## Set exercise
Set down each line of the data below exactly as it stands, dropping the pictures.
BEGIN
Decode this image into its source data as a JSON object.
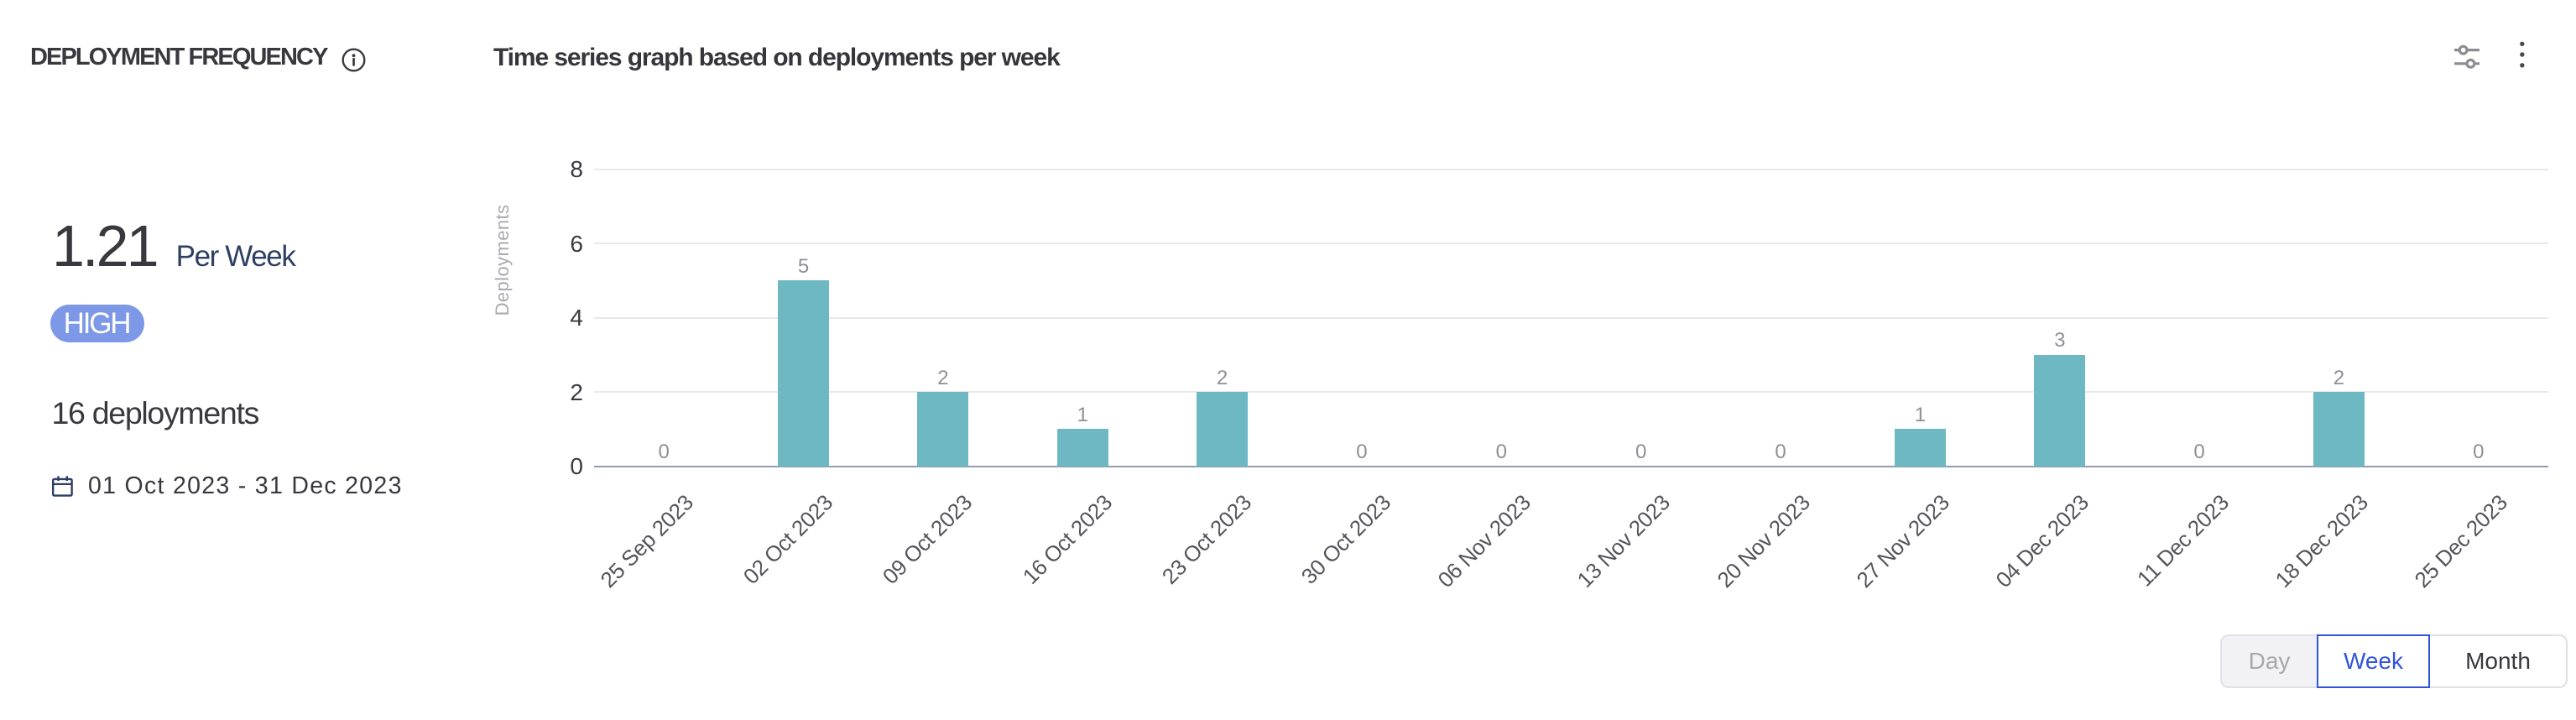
{
  "header": {
    "title": "DEPLOYMENT FREQUENCY",
    "subtitle": "Time series graph based on deployments per week"
  },
  "summary": {
    "value": "1.21",
    "unit_label": "Per Week",
    "badge": "HIGH",
    "total": "16 deployments",
    "date_range": "01 Oct 2023 - 31 Dec 2023"
  },
  "chart_data": {
    "type": "bar",
    "title": "Time series graph based on deployments per week",
    "categories": [
      "25 Sep 2023",
      "02 Oct 2023",
      "09 Oct 2023",
      "16 Oct 2023",
      "23 Oct 2023",
      "30 Oct 2023",
      "06 Nov 2023",
      "13 Nov 2023",
      "20 Nov 2023",
      "27 Nov 2023",
      "04 Dec 2023",
      "11 Dec 2023",
      "18 Dec 2023",
      "25 Dec 2023"
    ],
    "values": [
      0,
      5,
      2,
      1,
      2,
      0,
      0,
      0,
      0,
      1,
      3,
      0,
      2,
      0
    ],
    "xlabel": "",
    "ylabel": "Deployments",
    "ylim": [
      0,
      8
    ],
    "yticks": [
      0,
      2,
      4,
      6,
      8
    ],
    "grid": true,
    "legend_position": "none",
    "bar_color": "#6db8c3"
  },
  "controls": {
    "options": [
      "Day",
      "Week",
      "Month"
    ],
    "selected": "Week"
  },
  "colors": {
    "badge_bg": "#7d98e6",
    "accent_blue": "#3354da",
    "bar_teal": "#6db8c3",
    "text_dark": "#3a383f",
    "text_navy": "#2e3f63"
  }
}
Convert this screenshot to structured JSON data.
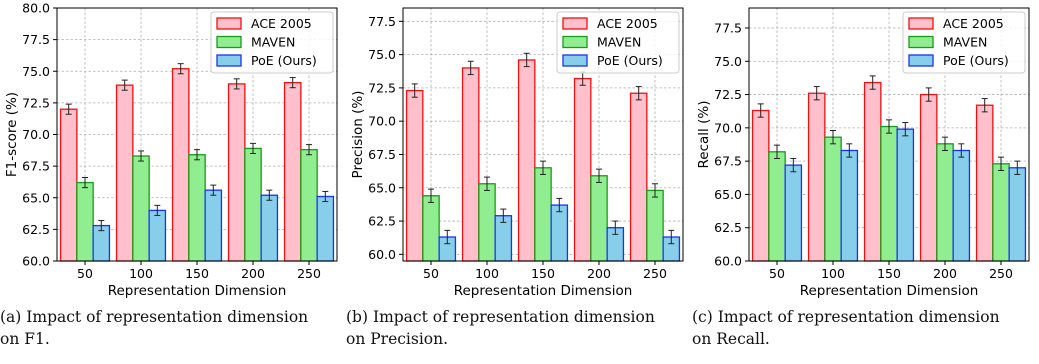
{
  "colors": {
    "ace_fill": "#ffc0cb",
    "ace_stroke": "#ee1111",
    "maven_fill": "#90ee90",
    "maven_stroke": "#1a9a1a",
    "poe_fill": "#87ceeb",
    "poe_stroke": "#1a33ee",
    "grid": "#b0b0b0"
  },
  "chart_data": [
    {
      "type": "bar",
      "xlabel": "Representation Dimension",
      "ylabel": "F1-score (%)",
      "categories": [
        "50",
        "100",
        "150",
        "200",
        "250"
      ],
      "ylim": [
        60.0,
        80.0
      ],
      "yticks": [
        "60.0",
        "62.5",
        "65.0",
        "67.5",
        "70.0",
        "72.5",
        "75.0",
        "77.5",
        "80.0"
      ],
      "grid": true,
      "legend": "top-right",
      "series": [
        {
          "name": "ACE 2005",
          "values": [
            72.0,
            73.9,
            75.2,
            74.0,
            74.1
          ],
          "err": [
            0.4,
            0.4,
            0.4,
            0.4,
            0.4
          ]
        },
        {
          "name": "MAVEN",
          "values": [
            66.2,
            68.3,
            68.4,
            68.9,
            68.8
          ],
          "err": [
            0.4,
            0.4,
            0.4,
            0.4,
            0.4
          ]
        },
        {
          "name": "PoE (Ours)",
          "values": [
            62.8,
            64.0,
            65.6,
            65.2,
            65.1
          ],
          "err": [
            0.4,
            0.4,
            0.4,
            0.4,
            0.4
          ]
        }
      ],
      "caption": "(a) Impact of representation dimension\non F1."
    },
    {
      "type": "bar",
      "xlabel": "Representation Dimension",
      "ylabel": "Precision (%)",
      "categories": [
        "50",
        "100",
        "150",
        "200",
        "250"
      ],
      "ylim": [
        59.5,
        78.5
      ],
      "yticks": [
        "60.0",
        "62.5",
        "65.0",
        "67.5",
        "70.0",
        "72.5",
        "75.0",
        "77.5"
      ],
      "grid": true,
      "legend": "top-right",
      "series": [
        {
          "name": "ACE 2005",
          "values": [
            72.3,
            74.0,
            74.6,
            73.2,
            72.1
          ],
          "err": [
            0.5,
            0.5,
            0.5,
            0.5,
            0.5
          ]
        },
        {
          "name": "MAVEN",
          "values": [
            64.4,
            65.3,
            66.5,
            65.9,
            64.8
          ],
          "err": [
            0.5,
            0.5,
            0.5,
            0.5,
            0.5
          ]
        },
        {
          "name": "PoE (Ours)",
          "values": [
            61.3,
            62.9,
            63.7,
            62.0,
            61.3
          ],
          "err": [
            0.5,
            0.5,
            0.5,
            0.5,
            0.5
          ]
        }
      ],
      "caption": "(b) Impact of representation dimension\non Precision."
    },
    {
      "type": "bar",
      "xlabel": "Representation Dimension",
      "ylabel": "Recall (%)",
      "categories": [
        "50",
        "100",
        "150",
        "200",
        "250"
      ],
      "ylim": [
        60.0,
        79.0
      ],
      "yticks": [
        "60.0",
        "62.5",
        "65.0",
        "67.5",
        "70.0",
        "72.5",
        "75.0",
        "77.5"
      ],
      "grid": true,
      "legend": "top-right",
      "series": [
        {
          "name": "ACE 2005",
          "values": [
            71.3,
            72.6,
            73.4,
            72.5,
            71.7
          ],
          "err": [
            0.5,
            0.5,
            0.5,
            0.5,
            0.5
          ]
        },
        {
          "name": "MAVEN",
          "values": [
            68.2,
            69.3,
            70.1,
            68.8,
            67.3
          ],
          "err": [
            0.5,
            0.5,
            0.5,
            0.5,
            0.5
          ]
        },
        {
          "name": "PoE (Ours)",
          "values": [
            67.2,
            68.3,
            69.9,
            68.3,
            67.0
          ],
          "err": [
            0.5,
            0.5,
            0.5,
            0.5,
            0.5
          ]
        }
      ],
      "caption": "(c) Impact of representation dimension\non Recall."
    }
  ]
}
END
## Output of the exercise
Decode this image into its source data as a JSON object.
{
  "header": {
    "title": "DEPLOYMENT FREQUENCY",
    "subtitle": "Time series graph based on deployments per week"
  },
  "summary": {
    "value": "1.21",
    "unit_label": "Per Week",
    "badge": "HIGH",
    "total": "16 deployments",
    "date_range": "01 Oct 2023 - 31 Dec 2023"
  },
  "chart_data": {
    "type": "bar",
    "title": "Time series graph based on deployments per week",
    "categories": [
      "25 Sep 2023",
      "02 Oct 2023",
      "09 Oct 2023",
      "16 Oct 2023",
      "23 Oct 2023",
      "30 Oct 2023",
      "06 Nov 2023",
      "13 Nov 2023",
      "20 Nov 2023",
      "27 Nov 2023",
      "04 Dec 2023",
      "11 Dec 2023",
      "18 Dec 2023",
      "25 Dec 2023"
    ],
    "values": [
      0,
      5,
      2,
      1,
      2,
      0,
      0,
      0,
      0,
      1,
      3,
      0,
      2,
      0
    ],
    "xlabel": "",
    "ylabel": "Deployments",
    "ylim": [
      0,
      8
    ],
    "yticks": [
      0,
      2,
      4,
      6,
      8
    ],
    "grid": true,
    "legend_position": "none",
    "bar_color": "#6db8c3"
  },
  "controls": {
    "options": [
      "Day",
      "Week",
      "Month"
    ],
    "selected": "Week"
  },
  "colors": {
    "badge_bg": "#7d98e6",
    "accent_blue": "#3354da",
    "bar_teal": "#6db8c3",
    "text_dark": "#3a383f",
    "text_navy": "#2e3f63"
  }
}
Convert this screenshot to structured JSON data.
{
  "colors": {
    "ace_fill": "#ffc0cb",
    "ace_stroke": "#ee1111",
    "maven_fill": "#90ee90",
    "maven_stroke": "#1a9a1a",
    "poe_fill": "#87ceeb",
    "poe_stroke": "#1a33ee",
    "grid": "#b0b0b0"
  },
  "chart_data": [
    {
      "type": "bar",
      "xlabel": "Representation Dimension",
      "ylabel": "F1-score (%)",
      "categories": [
        "50",
        "100",
        "150",
        "200",
        "250"
      ],
      "ylim": [
        60.0,
        80.0
      ],
      "yticks": [
        "60.0",
        "62.5",
        "65.0",
        "67.5",
        "70.0",
        "72.5",
        "75.0",
        "77.5",
        "80.0"
      ],
      "grid": true,
      "legend": "top-right",
      "series": [
        {
          "name": "ACE 2005",
          "values": [
            72.0,
            73.9,
            75.2,
            74.0,
            74.1
          ],
          "err": [
            0.4,
            0.4,
            0.4,
            0.4,
            0.4
          ]
        },
        {
          "name": "MAVEN",
          "values": [
            66.2,
            68.3,
            68.4,
            68.9,
            68.8
          ],
          "err": [
            0.4,
            0.4,
            0.4,
            0.4,
            0.4
          ]
        },
        {
          "name": "PoE (Ours)",
          "values": [
            62.8,
            64.0,
            65.6,
            65.2,
            65.1
          ],
          "err": [
            0.4,
            0.4,
            0.4,
            0.4,
            0.4
          ]
        }
      ],
      "caption": "(a) Impact of representation dimension\non F1."
    },
    {
      "type": "bar",
      "xlabel": "Representation Dimension",
      "ylabel": "Precision (%)",
      "categories": [
        "50",
        "100",
        "150",
        "200",
        "250"
      ],
      "ylim": [
        59.5,
        78.5
      ],
      "yticks": [
        "60.0",
        "62.5",
        "65.0",
        "67.5",
        "70.0",
        "72.5",
        "75.0",
        "77.5"
      ],
      "grid": true,
      "legend": "top-right",
      "series": [
        {
          "name": "ACE 2005",
          "values": [
            72.3,
            74.0,
            74.6,
            73.2,
            72.1
          ],
          "err": [
            0.5,
            0.5,
            0.5,
            0.5,
            0.5
          ]
        },
        {
          "name": "MAVEN",
          "values": [
            64.4,
            65.3,
            66.5,
            65.9,
            64.8
          ],
          "err": [
            0.5,
            0.5,
            0.5,
            0.5,
            0.5
          ]
        },
        {
          "name": "PoE (Ours)",
          "values": [
            61.3,
            62.9,
            63.7,
            62.0,
            61.3
          ],
          "err": [
            0.5,
            0.5,
            0.5,
            0.5,
            0.5
          ]
        }
      ],
      "caption": "(b) Impact of representation dimension\non Precision."
    },
    {
      "type": "bar",
      "xlabel": "Representation Dimension",
      "ylabel": "Recall (%)",
      "categories": [
        "50",
        "100",
        "150",
        "200",
        "250"
      ],
      "ylim": [
        60.0,
        79.0
      ],
      "yticks": [
        "60.0",
        "62.5",
        "65.0",
        "67.5",
        "70.0",
        "72.5",
        "75.0",
        "77.5"
      ],
      "grid": true,
      "legend": "top-right",
      "series": [
        {
          "name": "ACE 2005",
          "values": [
            71.3,
            72.6,
            73.4,
            72.5,
            71.7
          ],
          "err": [
            0.5,
            0.5,
            0.5,
            0.5,
            0.5
          ]
        },
        {
          "name": "MAVEN",
          "values": [
            68.2,
            69.3,
            70.1,
            68.8,
            67.3
          ],
          "err": [
            0.5,
            0.5,
            0.5,
            0.5,
            0.5
          ]
        },
        {
          "name": "PoE (Ours)",
          "values": [
            67.2,
            68.3,
            69.9,
            68.3,
            67.0
          ],
          "err": [
            0.5,
            0.5,
            0.5,
            0.5,
            0.5
          ]
        }
      ],
      "caption": "(c) Impact of representation dimension\non Recall."
    }
  ]
}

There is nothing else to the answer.